⟨

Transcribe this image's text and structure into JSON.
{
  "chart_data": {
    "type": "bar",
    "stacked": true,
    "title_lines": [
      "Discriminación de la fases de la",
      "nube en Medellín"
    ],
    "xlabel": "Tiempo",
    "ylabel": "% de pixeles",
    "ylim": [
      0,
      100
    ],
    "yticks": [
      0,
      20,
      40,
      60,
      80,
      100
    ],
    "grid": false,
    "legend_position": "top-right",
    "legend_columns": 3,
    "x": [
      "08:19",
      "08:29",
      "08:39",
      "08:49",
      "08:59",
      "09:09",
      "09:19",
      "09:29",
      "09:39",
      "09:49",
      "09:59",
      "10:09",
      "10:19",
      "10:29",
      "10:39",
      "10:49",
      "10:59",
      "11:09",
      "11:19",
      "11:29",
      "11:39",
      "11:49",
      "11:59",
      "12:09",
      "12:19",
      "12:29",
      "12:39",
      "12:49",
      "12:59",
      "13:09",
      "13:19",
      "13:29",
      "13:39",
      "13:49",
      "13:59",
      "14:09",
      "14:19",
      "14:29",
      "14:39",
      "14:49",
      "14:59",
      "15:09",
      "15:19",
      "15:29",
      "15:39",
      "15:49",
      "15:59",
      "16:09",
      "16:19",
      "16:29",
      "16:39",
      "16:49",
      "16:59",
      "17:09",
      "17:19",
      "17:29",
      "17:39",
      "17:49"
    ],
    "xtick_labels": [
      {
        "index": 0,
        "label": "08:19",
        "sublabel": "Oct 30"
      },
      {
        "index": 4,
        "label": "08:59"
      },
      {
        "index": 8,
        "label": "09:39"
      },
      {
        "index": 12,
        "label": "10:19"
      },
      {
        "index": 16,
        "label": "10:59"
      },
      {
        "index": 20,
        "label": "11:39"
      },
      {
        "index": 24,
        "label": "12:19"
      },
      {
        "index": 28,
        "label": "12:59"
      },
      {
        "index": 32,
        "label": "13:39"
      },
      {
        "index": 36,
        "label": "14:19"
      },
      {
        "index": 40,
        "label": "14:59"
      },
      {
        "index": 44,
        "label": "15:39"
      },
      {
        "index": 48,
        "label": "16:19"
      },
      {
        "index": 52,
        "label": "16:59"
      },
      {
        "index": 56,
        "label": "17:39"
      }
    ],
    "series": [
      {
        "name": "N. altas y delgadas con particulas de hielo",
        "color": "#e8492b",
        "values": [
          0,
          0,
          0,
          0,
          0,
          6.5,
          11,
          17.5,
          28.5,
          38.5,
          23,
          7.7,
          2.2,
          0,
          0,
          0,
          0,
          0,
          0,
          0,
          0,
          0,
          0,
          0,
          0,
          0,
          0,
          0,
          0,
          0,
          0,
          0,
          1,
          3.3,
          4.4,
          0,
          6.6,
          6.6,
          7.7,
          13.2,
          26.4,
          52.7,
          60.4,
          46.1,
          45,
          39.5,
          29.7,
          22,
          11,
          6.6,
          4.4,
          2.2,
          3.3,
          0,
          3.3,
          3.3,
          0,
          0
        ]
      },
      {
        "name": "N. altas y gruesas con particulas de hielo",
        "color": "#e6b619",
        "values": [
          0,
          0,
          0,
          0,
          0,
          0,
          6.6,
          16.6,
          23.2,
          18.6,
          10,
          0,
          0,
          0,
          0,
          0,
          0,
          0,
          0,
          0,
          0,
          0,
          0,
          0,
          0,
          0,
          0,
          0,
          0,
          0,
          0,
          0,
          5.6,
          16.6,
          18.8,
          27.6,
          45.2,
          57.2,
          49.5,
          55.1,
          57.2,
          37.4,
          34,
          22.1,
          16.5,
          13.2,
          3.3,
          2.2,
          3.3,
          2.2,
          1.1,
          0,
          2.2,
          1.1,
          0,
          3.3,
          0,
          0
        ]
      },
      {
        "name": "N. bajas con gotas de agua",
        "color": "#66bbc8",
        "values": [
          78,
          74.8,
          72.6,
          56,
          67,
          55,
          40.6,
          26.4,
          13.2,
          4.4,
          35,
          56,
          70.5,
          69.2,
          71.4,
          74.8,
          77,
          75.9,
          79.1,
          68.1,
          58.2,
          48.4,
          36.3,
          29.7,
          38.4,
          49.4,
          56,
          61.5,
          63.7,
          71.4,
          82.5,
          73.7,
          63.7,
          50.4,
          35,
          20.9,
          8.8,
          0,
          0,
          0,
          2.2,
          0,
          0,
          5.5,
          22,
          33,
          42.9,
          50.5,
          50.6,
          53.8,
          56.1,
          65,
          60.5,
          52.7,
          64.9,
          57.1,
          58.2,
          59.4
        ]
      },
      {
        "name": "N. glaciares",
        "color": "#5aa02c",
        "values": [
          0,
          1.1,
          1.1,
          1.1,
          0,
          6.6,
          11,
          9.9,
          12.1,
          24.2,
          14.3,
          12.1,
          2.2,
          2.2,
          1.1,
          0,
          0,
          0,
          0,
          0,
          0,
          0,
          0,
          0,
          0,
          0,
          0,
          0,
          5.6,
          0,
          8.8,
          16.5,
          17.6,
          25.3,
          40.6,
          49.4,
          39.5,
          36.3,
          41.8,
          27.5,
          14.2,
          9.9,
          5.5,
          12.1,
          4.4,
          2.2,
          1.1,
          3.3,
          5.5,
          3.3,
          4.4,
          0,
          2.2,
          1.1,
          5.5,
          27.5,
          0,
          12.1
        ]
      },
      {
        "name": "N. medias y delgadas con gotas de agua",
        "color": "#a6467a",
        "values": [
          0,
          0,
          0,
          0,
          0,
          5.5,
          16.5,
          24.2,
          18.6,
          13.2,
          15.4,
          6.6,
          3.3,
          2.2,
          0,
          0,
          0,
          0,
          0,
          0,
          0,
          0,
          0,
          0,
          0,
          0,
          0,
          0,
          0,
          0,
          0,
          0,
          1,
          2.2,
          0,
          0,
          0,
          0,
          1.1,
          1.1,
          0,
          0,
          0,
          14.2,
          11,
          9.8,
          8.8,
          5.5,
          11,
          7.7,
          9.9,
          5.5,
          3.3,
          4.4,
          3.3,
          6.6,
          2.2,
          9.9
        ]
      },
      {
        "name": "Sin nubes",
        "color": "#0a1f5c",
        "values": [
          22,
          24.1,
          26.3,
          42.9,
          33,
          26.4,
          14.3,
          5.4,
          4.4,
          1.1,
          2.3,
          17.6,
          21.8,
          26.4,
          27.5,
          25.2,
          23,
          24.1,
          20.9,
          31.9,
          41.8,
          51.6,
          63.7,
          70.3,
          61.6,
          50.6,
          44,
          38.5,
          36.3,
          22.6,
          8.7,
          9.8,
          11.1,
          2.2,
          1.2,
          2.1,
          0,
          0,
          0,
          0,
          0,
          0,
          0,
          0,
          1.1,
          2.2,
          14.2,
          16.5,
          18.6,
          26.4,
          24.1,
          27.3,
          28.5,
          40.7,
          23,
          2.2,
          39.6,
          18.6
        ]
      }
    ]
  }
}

⟩

### Written instruction
Each record should come back exactly as written.

### Reply to the task
Transcribe this image's text and structure into JSON.
{
  "chart_data": {
    "type": "bar",
    "stacked": true,
    "title_lines": [
      "Discriminación de la fases de la",
      "nube en Medellín"
    ],
    "xlabel": "Tiempo",
    "ylabel": "% de pixeles",
    "ylim": [
      0,
      100
    ],
    "yticks": [
      0,
      20,
      40,
      60,
      80,
      100
    ],
    "grid": false,
    "legend_position": "top-right",
    "legend_columns": 3,
    "x": [
      "08:19",
      "08:29",
      "08:39",
      "08:49",
      "08:59",
      "09:09",
      "09:19",
      "09:29",
      "09:39",
      "09:49",
      "09:59",
      "10:09",
      "10:19",
      "10:29",
      "10:39",
      "10:49",
      "10:59",
      "11:09",
      "11:19",
      "11:29",
      "11:39",
      "11:49",
      "11:59",
      "12:09",
      "12:19",
      "12:29",
      "12:39",
      "12:49",
      "12:59",
      "13:09",
      "13:19",
      "13:29",
      "13:39",
      "13:49",
      "13:59",
      "14:09",
      "14:19",
      "14:29",
      "14:39",
      "14:49",
      "14:59",
      "15:09",
      "15:19",
      "15:29",
      "15:39",
      "15:49",
      "15:59",
      "16:09",
      "16:19",
      "16:29",
      "16:39",
      "16:49",
      "16:59",
      "17:09",
      "17:19",
      "17:29",
      "17:39",
      "17:49"
    ],
    "xtick_labels": [
      {
        "index": 0,
        "label": "08:19",
        "sublabel": "Oct 30"
      },
      {
        "index": 4,
        "label": "08:59"
      },
      {
        "index": 8,
        "label": "09:39"
      },
      {
        "index": 12,
        "label": "10:19"
      },
      {
        "index": 16,
        "label": "10:59"
      },
      {
        "index": 20,
        "label": "11:39"
      },
      {
        "index": 24,
        "label": "12:19"
      },
      {
        "index": 28,
        "label": "12:59"
      },
      {
        "index": 32,
        "label": "13:39"
      },
      {
        "index": 36,
        "label": "14:19"
      },
      {
        "index": 40,
        "label": "14:59"
      },
      {
        "index": 44,
        "label": "15:39"
      },
      {
        "index": 48,
        "label": "16:19"
      },
      {
        "index": 52,
        "label": "16:59"
      },
      {
        "index": 56,
        "label": "17:39"
      }
    ],
    "series": [
      {
        "name": "N. altas y delgadas con particulas de hielo",
        "color": "#e8492b",
        "values": [
          0,
          0,
          0,
          0,
          0,
          6.5,
          11,
          17.5,
          28.5,
          38.5,
          23,
          7.7,
          2.2,
          0,
          0,
          0,
          0,
          0,
          0,
          0,
          0,
          0,
          0,
          0,
          0,
          0,
          0,
          0,
          0,
          0,
          0,
          0,
          1,
          3.3,
          4.4,
          0,
          6.6,
          6.6,
          7.7,
          13.2,
          26.4,
          52.7,
          60.4,
          46.1,
          45,
          39.5,
          29.7,
          22,
          11,
          6.6,
          4.4,
          2.2,
          3.3,
          0,
          3.3,
          3.3,
          0,
          0
        ]
      },
      {
        "name": "N. altas y gruesas con particulas de hielo",
        "color": "#e6b619",
        "values": [
          0,
          0,
          0,
          0,
          0,
          0,
          6.6,
          16.6,
          23.2,
          18.6,
          10,
          0,
          0,
          0,
          0,
          0,
          0,
          0,
          0,
          0,
          0,
          0,
          0,
          0,
          0,
          0,
          0,
          0,
          0,
          0,
          0,
          0,
          5.6,
          16.6,
          18.8,
          27.6,
          45.2,
          57.2,
          49.5,
          55.1,
          57.2,
          37.4,
          34,
          22.1,
          16.5,
          13.2,
          3.3,
          2.2,
          3.3,
          2.2,
          1.1,
          0,
          2.2,
          1.1,
          0,
          3.3,
          0,
          0
        ]
      },
      {
        "name": "N. bajas con gotas de agua",
        "color": "#66bbc8",
        "values": [
          78,
          74.8,
          72.6,
          56,
          67,
          55,
          40.6,
          26.4,
          13.2,
          4.4,
          35,
          56,
          70.5,
          69.2,
          71.4,
          74.8,
          77,
          75.9,
          79.1,
          68.1,
          58.2,
          48.4,
          36.3,
          29.7,
          38.4,
          49.4,
          56,
          61.5,
          63.7,
          71.4,
          82.5,
          73.7,
          63.7,
          50.4,
          35,
          20.9,
          8.8,
          0,
          0,
          0,
          2.2,
          0,
          0,
          5.5,
          22,
          33,
          42.9,
          50.5,
          50.6,
          53.8,
          56.1,
          65,
          60.5,
          52.7,
          64.9,
          57.1,
          58.2,
          59.4
        ]
      },
      {
        "name": "N. glaciares",
        "color": "#5aa02c",
        "values": [
          0,
          1.1,
          1.1,
          1.1,
          0,
          6.6,
          11,
          9.9,
          12.1,
          24.2,
          14.3,
          12.1,
          2.2,
          2.2,
          1.1,
          0,
          0,
          0,
          0,
          0,
          0,
          0,
          0,
          0,
          0,
          0,
          0,
          0,
          5.6,
          0,
          8.8,
          16.5,
          17.6,
          25.3,
          40.6,
          49.4,
          39.5,
          36.3,
          41.8,
          27.5,
          14.2,
          9.9,
          5.5,
          12.1,
          4.4,
          2.2,
          1.1,
          3.3,
          5.5,
          3.3,
          4.4,
          0,
          2.2,
          1.1,
          5.5,
          27.5,
          0,
          12.1
        ]
      },
      {
        "name": "N. medias y delgadas con gotas de agua",
        "color": "#a6467a",
        "values": [
          0,
          0,
          0,
          0,
          0,
          5.5,
          16.5,
          24.2,
          18.6,
          13.2,
          15.4,
          6.6,
          3.3,
          2.2,
          0,
          0,
          0,
          0,
          0,
          0,
          0,
          0,
          0,
          0,
          0,
          0,
          0,
          0,
          0,
          0,
          0,
          0,
          1,
          2.2,
          0,
          0,
          0,
          0,
          1.1,
          1.1,
          0,
          0,
          0,
          14.2,
          11,
          9.8,
          8.8,
          5.5,
          11,
          7.7,
          9.9,
          5.5,
          3.3,
          4.4,
          3.3,
          6.6,
          2.2,
          9.9
        ]
      },
      {
        "name": "Sin nubes",
        "color": "#0a1f5c",
        "values": [
          22,
          24.1,
          26.3,
          42.9,
          33,
          26.4,
          14.3,
          5.4,
          4.4,
          1.1,
          2.3,
          17.6,
          21.8,
          26.4,
          27.5,
          25.2,
          23,
          24.1,
          20.9,
          31.9,
          41.8,
          51.6,
          63.7,
          70.3,
          61.6,
          50.6,
          44,
          38.5,
          36.3,
          22.6,
          8.7,
          9.8,
          11.1,
          2.2,
          1.2,
          2.1,
          0,
          0,
          0,
          0,
          0,
          0,
          0,
          0,
          1.1,
          2.2,
          14.2,
          16.5,
          18.6,
          26.4,
          24.1,
          27.3,
          28.5,
          40.7,
          23,
          2.2,
          39.6,
          18.6
        ]
      }
    ]
  }
}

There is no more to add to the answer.